──────── Provided entries

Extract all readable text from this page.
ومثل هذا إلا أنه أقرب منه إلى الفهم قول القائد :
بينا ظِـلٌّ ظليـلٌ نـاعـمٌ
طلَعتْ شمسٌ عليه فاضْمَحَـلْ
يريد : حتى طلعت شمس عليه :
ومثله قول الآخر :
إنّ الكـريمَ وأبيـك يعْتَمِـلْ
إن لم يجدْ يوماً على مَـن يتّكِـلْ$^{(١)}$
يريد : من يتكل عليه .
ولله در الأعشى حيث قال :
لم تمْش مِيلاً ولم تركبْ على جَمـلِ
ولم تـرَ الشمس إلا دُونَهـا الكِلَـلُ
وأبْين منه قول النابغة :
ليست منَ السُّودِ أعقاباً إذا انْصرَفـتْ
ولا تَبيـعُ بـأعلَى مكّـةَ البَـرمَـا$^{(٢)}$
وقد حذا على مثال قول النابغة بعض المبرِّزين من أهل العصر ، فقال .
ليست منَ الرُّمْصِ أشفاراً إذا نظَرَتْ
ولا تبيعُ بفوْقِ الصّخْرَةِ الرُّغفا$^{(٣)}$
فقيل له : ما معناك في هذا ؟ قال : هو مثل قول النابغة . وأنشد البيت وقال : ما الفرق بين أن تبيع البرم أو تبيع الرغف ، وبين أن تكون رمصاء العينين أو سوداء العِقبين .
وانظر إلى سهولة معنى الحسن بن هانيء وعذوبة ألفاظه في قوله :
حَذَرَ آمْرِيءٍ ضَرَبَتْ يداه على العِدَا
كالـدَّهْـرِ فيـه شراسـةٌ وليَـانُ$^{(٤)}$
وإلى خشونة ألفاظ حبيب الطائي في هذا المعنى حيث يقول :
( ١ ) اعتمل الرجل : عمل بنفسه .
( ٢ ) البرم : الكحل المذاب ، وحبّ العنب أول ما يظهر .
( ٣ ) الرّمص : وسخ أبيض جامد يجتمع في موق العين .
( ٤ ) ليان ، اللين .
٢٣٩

────────────────

- Problem details: Gather all lines from the listing above in which "ليست" occurs.

- Full solution:
ليست منَ السُّودِ أعقاباً إذا انْصرَفـتْ
ليست منَ الرُّمْصِ أشفاراً إذا نظَرَتْ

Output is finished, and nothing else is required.